What this task involves. Quote the lines of the material that follow, from the line containing "I need the location" up to and including the line containing "x-tick-label: 2022: [1032, 767, 1088, 792]", reproducing each one verbatim.

[Records excerpted from a collection]
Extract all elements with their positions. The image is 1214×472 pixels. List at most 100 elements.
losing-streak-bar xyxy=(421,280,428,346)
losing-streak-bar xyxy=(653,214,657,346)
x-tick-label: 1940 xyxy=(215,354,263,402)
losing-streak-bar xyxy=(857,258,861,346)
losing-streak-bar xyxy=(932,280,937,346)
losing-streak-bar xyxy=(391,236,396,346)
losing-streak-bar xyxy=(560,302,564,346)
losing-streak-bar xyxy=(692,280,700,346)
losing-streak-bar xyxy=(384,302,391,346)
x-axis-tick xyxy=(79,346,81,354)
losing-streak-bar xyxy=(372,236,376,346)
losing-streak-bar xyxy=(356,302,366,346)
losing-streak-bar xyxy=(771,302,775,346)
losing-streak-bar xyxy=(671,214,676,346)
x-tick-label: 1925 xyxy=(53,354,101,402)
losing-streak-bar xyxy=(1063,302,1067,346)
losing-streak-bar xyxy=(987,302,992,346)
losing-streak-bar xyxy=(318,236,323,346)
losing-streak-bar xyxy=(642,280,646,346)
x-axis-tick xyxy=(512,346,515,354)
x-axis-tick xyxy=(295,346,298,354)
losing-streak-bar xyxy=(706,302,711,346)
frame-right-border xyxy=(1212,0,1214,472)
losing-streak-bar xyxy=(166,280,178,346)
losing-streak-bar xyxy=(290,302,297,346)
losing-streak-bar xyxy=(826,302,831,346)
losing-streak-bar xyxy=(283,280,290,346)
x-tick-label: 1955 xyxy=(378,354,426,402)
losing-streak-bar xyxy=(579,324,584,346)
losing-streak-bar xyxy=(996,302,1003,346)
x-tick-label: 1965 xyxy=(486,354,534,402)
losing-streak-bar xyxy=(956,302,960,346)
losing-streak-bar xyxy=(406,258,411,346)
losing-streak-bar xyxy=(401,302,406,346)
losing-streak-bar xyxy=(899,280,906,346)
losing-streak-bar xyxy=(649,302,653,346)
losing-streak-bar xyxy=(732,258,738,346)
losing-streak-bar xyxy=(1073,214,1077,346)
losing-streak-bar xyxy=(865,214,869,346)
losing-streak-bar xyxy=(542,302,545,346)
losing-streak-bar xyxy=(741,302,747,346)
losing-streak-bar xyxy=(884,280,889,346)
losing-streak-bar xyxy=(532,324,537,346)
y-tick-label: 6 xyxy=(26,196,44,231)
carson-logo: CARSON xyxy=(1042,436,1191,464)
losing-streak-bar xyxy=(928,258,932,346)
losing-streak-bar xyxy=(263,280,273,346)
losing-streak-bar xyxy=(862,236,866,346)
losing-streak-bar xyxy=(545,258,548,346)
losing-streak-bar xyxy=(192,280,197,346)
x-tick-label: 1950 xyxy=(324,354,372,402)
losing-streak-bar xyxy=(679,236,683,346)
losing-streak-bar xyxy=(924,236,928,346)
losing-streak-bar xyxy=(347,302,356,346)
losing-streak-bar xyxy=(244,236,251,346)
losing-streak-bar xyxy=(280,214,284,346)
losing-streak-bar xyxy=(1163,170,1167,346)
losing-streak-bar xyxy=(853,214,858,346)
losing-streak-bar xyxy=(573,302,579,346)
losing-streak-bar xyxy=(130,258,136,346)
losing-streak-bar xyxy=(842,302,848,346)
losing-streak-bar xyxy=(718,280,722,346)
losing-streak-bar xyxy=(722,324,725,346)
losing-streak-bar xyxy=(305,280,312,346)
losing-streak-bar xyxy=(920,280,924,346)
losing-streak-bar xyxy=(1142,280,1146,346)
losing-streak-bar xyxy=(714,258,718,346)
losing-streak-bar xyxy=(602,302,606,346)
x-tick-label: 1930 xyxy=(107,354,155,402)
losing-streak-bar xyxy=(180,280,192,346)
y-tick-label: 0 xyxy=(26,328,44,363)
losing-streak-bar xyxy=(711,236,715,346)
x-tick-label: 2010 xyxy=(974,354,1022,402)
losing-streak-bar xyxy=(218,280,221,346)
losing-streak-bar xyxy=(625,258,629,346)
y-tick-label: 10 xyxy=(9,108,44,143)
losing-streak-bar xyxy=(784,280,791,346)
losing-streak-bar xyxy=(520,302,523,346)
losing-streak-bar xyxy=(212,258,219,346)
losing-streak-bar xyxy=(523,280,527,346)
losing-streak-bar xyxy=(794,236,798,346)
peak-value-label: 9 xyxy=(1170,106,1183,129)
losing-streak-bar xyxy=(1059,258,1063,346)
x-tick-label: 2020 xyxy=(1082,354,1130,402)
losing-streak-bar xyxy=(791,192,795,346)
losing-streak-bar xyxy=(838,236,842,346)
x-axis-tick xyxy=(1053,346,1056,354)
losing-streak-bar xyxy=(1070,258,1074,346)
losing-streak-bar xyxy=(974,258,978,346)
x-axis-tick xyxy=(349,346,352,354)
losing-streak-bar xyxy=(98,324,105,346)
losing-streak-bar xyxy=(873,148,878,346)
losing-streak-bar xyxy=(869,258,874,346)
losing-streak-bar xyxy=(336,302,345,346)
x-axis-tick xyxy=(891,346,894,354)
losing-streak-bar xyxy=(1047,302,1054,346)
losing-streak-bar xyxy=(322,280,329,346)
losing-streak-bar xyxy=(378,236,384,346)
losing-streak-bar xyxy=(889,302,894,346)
==
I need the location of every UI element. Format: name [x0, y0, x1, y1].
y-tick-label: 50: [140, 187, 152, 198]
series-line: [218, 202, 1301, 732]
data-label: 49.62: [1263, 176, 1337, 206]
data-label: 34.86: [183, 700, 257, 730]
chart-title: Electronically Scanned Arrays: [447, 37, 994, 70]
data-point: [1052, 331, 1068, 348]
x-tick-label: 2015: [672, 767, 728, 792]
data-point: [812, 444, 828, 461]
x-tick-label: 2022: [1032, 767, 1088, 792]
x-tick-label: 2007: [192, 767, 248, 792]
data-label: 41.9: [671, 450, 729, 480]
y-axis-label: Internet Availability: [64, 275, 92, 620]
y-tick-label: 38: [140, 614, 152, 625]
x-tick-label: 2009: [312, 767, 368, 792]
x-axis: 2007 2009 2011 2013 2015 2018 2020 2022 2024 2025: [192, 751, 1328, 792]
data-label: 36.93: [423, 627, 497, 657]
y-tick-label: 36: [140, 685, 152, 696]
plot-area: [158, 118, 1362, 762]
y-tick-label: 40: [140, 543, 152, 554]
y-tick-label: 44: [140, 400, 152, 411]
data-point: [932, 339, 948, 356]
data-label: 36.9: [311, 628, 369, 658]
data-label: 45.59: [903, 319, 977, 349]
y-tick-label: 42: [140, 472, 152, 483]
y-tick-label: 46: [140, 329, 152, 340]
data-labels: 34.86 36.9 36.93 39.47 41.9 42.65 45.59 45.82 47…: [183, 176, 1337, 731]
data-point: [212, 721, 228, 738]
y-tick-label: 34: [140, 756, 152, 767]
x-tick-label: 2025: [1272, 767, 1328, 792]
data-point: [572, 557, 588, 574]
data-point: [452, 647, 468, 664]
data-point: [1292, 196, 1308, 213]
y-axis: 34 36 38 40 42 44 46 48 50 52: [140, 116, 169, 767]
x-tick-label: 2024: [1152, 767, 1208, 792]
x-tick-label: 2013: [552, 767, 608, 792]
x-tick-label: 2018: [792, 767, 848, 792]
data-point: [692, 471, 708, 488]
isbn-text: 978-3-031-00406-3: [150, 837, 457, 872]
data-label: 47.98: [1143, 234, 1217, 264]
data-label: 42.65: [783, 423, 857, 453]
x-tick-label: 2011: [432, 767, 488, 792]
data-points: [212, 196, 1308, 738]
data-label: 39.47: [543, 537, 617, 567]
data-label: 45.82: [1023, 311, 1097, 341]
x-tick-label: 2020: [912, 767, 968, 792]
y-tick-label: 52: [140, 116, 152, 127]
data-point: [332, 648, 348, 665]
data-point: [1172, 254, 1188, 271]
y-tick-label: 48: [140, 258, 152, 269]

Task output.
I need the location of every UI element. Format: name [x0, y0, x1, y1].
y-tick-label: 50: [140, 187, 152, 198]
series-line: [218, 202, 1301, 732]
data-label: 49.62: [1263, 176, 1337, 206]
data-label: 34.86: [183, 700, 257, 730]
chart-title: Electronically Scanned Arrays: [447, 37, 994, 70]
data-point: [1052, 331, 1068, 348]
x-tick-label: 2015: [672, 767, 728, 792]
data-point: [812, 444, 828, 461]
x-tick-label: 2022: [1032, 767, 1088, 792]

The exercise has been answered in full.